-- begin --

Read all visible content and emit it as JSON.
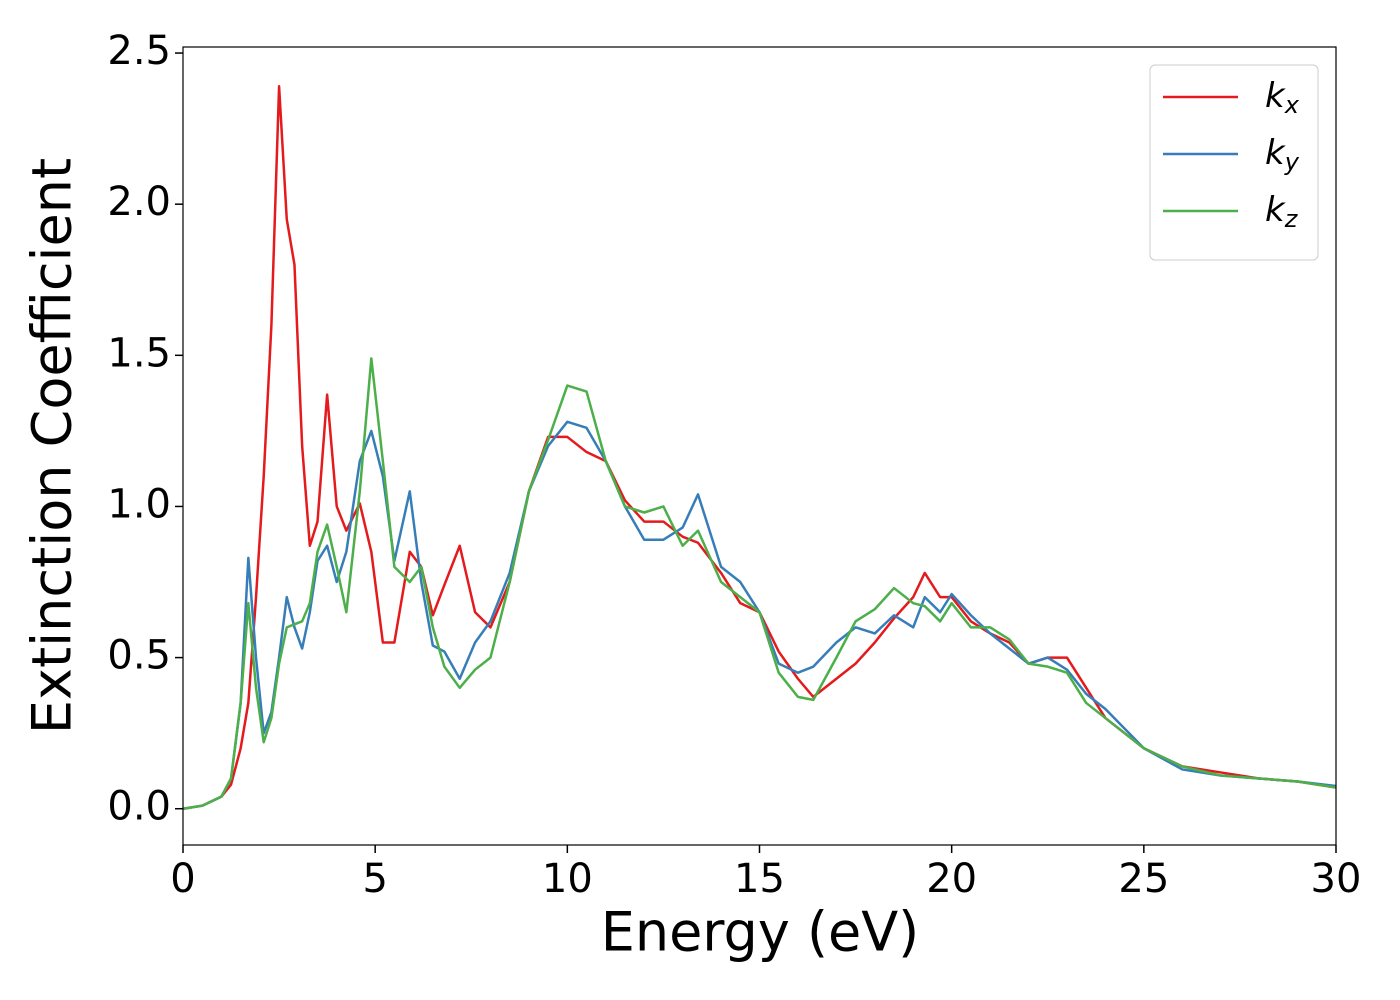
{
  "chart_data": {
    "type": "line",
    "xlabel": "Energy (eV)",
    "ylabel": "Extinction Coefficient",
    "x": [
      0,
      0.5,
      1,
      1.25,
      1.5,
      1.7,
      1.9,
      2.1,
      2.3,
      2.5,
      2.7,
      2.9,
      3.1,
      3.3,
      3.5,
      3.75,
      4,
      4.25,
      4.6,
      4.9,
      5.2,
      5.5,
      5.9,
      6.2,
      6.5,
      6.8,
      7.2,
      7.6,
      8,
      8.5,
      9,
      9.5,
      10,
      10.5,
      11,
      11.5,
      12,
      12.5,
      13,
      13.4,
      14,
      14.5,
      15,
      15.5,
      16,
      16.4,
      17,
      17.5,
      18,
      18.5,
      19,
      19.3,
      19.7,
      20,
      20.5,
      21,
      21.5,
      22,
      22.5,
      23,
      23.5,
      24,
      25,
      26,
      27,
      28,
      29,
      30
    ],
    "series": [
      {
        "name": "kx",
        "color": "#e41a1c",
        "values": [
          0,
          0.01,
          0.04,
          0.08,
          0.2,
          0.35,
          0.7,
          1.1,
          1.6,
          2.39,
          1.95,
          1.8,
          1.2,
          0.87,
          0.95,
          1.37,
          1.0,
          0.92,
          1.01,
          0.85,
          0.55,
          0.55,
          0.85,
          0.8,
          0.64,
          0.74,
          0.87,
          0.65,
          0.6,
          0.75,
          1.05,
          1.23,
          1.23,
          1.18,
          1.15,
          1.02,
          0.95,
          0.95,
          0.9,
          0.88,
          0.78,
          0.68,
          0.65,
          0.52,
          0.43,
          0.37,
          0.43,
          0.48,
          0.55,
          0.63,
          0.7,
          0.78,
          0.7,
          0.7,
          0.62,
          0.58,
          0.55,
          0.48,
          0.5,
          0.5,
          0.4,
          0.3,
          0.2,
          0.14,
          0.12,
          0.1,
          0.09,
          0.07
        ]
      },
      {
        "name": "ky",
        "color": "#377eb8",
        "values": [
          0,
          0.01,
          0.04,
          0.1,
          0.35,
          0.83,
          0.5,
          0.25,
          0.32,
          0.5,
          0.7,
          0.6,
          0.53,
          0.65,
          0.82,
          0.87,
          0.75,
          0.85,
          1.15,
          1.25,
          1.1,
          0.82,
          1.05,
          0.75,
          0.54,
          0.52,
          0.43,
          0.55,
          0.62,
          0.78,
          1.05,
          1.2,
          1.28,
          1.26,
          1.15,
          1.0,
          0.89,
          0.89,
          0.93,
          1.04,
          0.8,
          0.75,
          0.65,
          0.48,
          0.45,
          0.47,
          0.55,
          0.6,
          0.58,
          0.64,
          0.6,
          0.7,
          0.65,
          0.71,
          0.64,
          0.58,
          0.53,
          0.48,
          0.5,
          0.46,
          0.38,
          0.33,
          0.2,
          0.13,
          0.11,
          0.1,
          0.09,
          0.075
        ]
      },
      {
        "name": "kz",
        "color": "#4daf4a",
        "values": [
          0,
          0.01,
          0.04,
          0.1,
          0.35,
          0.68,
          0.4,
          0.22,
          0.3,
          0.48,
          0.6,
          0.61,
          0.62,
          0.68,
          0.85,
          0.94,
          0.8,
          0.65,
          1.05,
          1.49,
          1.15,
          0.8,
          0.75,
          0.8,
          0.6,
          0.47,
          0.4,
          0.46,
          0.5,
          0.75,
          1.05,
          1.22,
          1.4,
          1.38,
          1.15,
          1.0,
          0.98,
          1.0,
          0.87,
          0.92,
          0.75,
          0.7,
          0.65,
          0.45,
          0.37,
          0.36,
          0.5,
          0.62,
          0.66,
          0.73,
          0.68,
          0.67,
          0.62,
          0.68,
          0.6,
          0.6,
          0.56,
          0.48,
          0.47,
          0.45,
          0.35,
          0.3,
          0.2,
          0.14,
          0.11,
          0.1,
          0.09,
          0.07
        ]
      }
    ],
    "xlim": [
      0,
      30
    ],
    "ylim": [
      -0.12,
      2.52
    ],
    "xticks": [
      0,
      5,
      10,
      15,
      20,
      25,
      30
    ],
    "yticks": [
      {
        "value": 0,
        "label": "0.0"
      },
      {
        "value": 0.5,
        "label": "0.5"
      },
      {
        "value": 1,
        "label": "1.0"
      },
      {
        "value": 1.5,
        "label": "1.5"
      },
      {
        "value": 2,
        "label": "2.0"
      },
      {
        "value": 2.5,
        "label": "2.5"
      }
    ],
    "grid": false,
    "legend": "upper right"
  }
}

-- end --

Directions —
Working from the material above, transcribe it exactly while omitting pictures.

Expected output —
Read all visible content and emit it as JSON.
{
  "chart_data": {
    "type": "line",
    "xlabel": "Energy (eV)",
    "ylabel": "Extinction Coefficient",
    "x": [
      0,
      0.5,
      1,
      1.25,
      1.5,
      1.7,
      1.9,
      2.1,
      2.3,
      2.5,
      2.7,
      2.9,
      3.1,
      3.3,
      3.5,
      3.75,
      4,
      4.25,
      4.6,
      4.9,
      5.2,
      5.5,
      5.9,
      6.2,
      6.5,
      6.8,
      7.2,
      7.6,
      8,
      8.5,
      9,
      9.5,
      10,
      10.5,
      11,
      11.5,
      12,
      12.5,
      13,
      13.4,
      14,
      14.5,
      15,
      15.5,
      16,
      16.4,
      17,
      17.5,
      18,
      18.5,
      19,
      19.3,
      19.7,
      20,
      20.5,
      21,
      21.5,
      22,
      22.5,
      23,
      23.5,
      24,
      25,
      26,
      27,
      28,
      29,
      30
    ],
    "series": [
      {
        "name": "kx",
        "color": "#e41a1c",
        "values": [
          0,
          0.01,
          0.04,
          0.08,
          0.2,
          0.35,
          0.7,
          1.1,
          1.6,
          2.39,
          1.95,
          1.8,
          1.2,
          0.87,
          0.95,
          1.37,
          1.0,
          0.92,
          1.01,
          0.85,
          0.55,
          0.55,
          0.85,
          0.8,
          0.64,
          0.74,
          0.87,
          0.65,
          0.6,
          0.75,
          1.05,
          1.23,
          1.23,
          1.18,
          1.15,
          1.02,
          0.95,
          0.95,
          0.9,
          0.88,
          0.78,
          0.68,
          0.65,
          0.52,
          0.43,
          0.37,
          0.43,
          0.48,
          0.55,
          0.63,
          0.7,
          0.78,
          0.7,
          0.7,
          0.62,
          0.58,
          0.55,
          0.48,
          0.5,
          0.5,
          0.4,
          0.3,
          0.2,
          0.14,
          0.12,
          0.1,
          0.09,
          0.07
        ]
      },
      {
        "name": "ky",
        "color": "#377eb8",
        "values": [
          0,
          0.01,
          0.04,
          0.1,
          0.35,
          0.83,
          0.5,
          0.25,
          0.32,
          0.5,
          0.7,
          0.6,
          0.53,
          0.65,
          0.82,
          0.87,
          0.75,
          0.85,
          1.15,
          1.25,
          1.1,
          0.82,
          1.05,
          0.75,
          0.54,
          0.52,
          0.43,
          0.55,
          0.62,
          0.78,
          1.05,
          1.2,
          1.28,
          1.26,
          1.15,
          1.0,
          0.89,
          0.89,
          0.93,
          1.04,
          0.8,
          0.75,
          0.65,
          0.48,
          0.45,
          0.47,
          0.55,
          0.6,
          0.58,
          0.64,
          0.6,
          0.7,
          0.65,
          0.71,
          0.64,
          0.58,
          0.53,
          0.48,
          0.5,
          0.46,
          0.38,
          0.33,
          0.2,
          0.13,
          0.11,
          0.1,
          0.09,
          0.075
        ]
      },
      {
        "name": "kz",
        "color": "#4daf4a",
        "values": [
          0,
          0.01,
          0.04,
          0.1,
          0.35,
          0.68,
          0.4,
          0.22,
          0.3,
          0.48,
          0.6,
          0.61,
          0.62,
          0.68,
          0.85,
          0.94,
          0.8,
          0.65,
          1.05,
          1.49,
          1.15,
          0.8,
          0.75,
          0.8,
          0.6,
          0.47,
          0.4,
          0.46,
          0.5,
          0.75,
          1.05,
          1.22,
          1.4,
          1.38,
          1.15,
          1.0,
          0.98,
          1.0,
          0.87,
          0.92,
          0.75,
          0.7,
          0.65,
          0.45,
          0.37,
          0.36,
          0.5,
          0.62,
          0.66,
          0.73,
          0.68,
          0.67,
          0.62,
          0.68,
          0.6,
          0.6,
          0.56,
          0.48,
          0.47,
          0.45,
          0.35,
          0.3,
          0.2,
          0.14,
          0.11,
          0.1,
          0.09,
          0.07
        ]
      }
    ],
    "xlim": [
      0,
      30
    ],
    "ylim": [
      -0.12,
      2.52
    ],
    "xticks": [
      0,
      5,
      10,
      15,
      20,
      25,
      30
    ],
    "yticks": [
      {
        "value": 0,
        "label": "0.0"
      },
      {
        "value": 0.5,
        "label": "0.5"
      },
      {
        "value": 1,
        "label": "1.0"
      },
      {
        "value": 1.5,
        "label": "1.5"
      },
      {
        "value": 2,
        "label": "2.0"
      },
      {
        "value": 2.5,
        "label": "2.5"
      }
    ],
    "grid": false,
    "legend": "upper right"
  }
}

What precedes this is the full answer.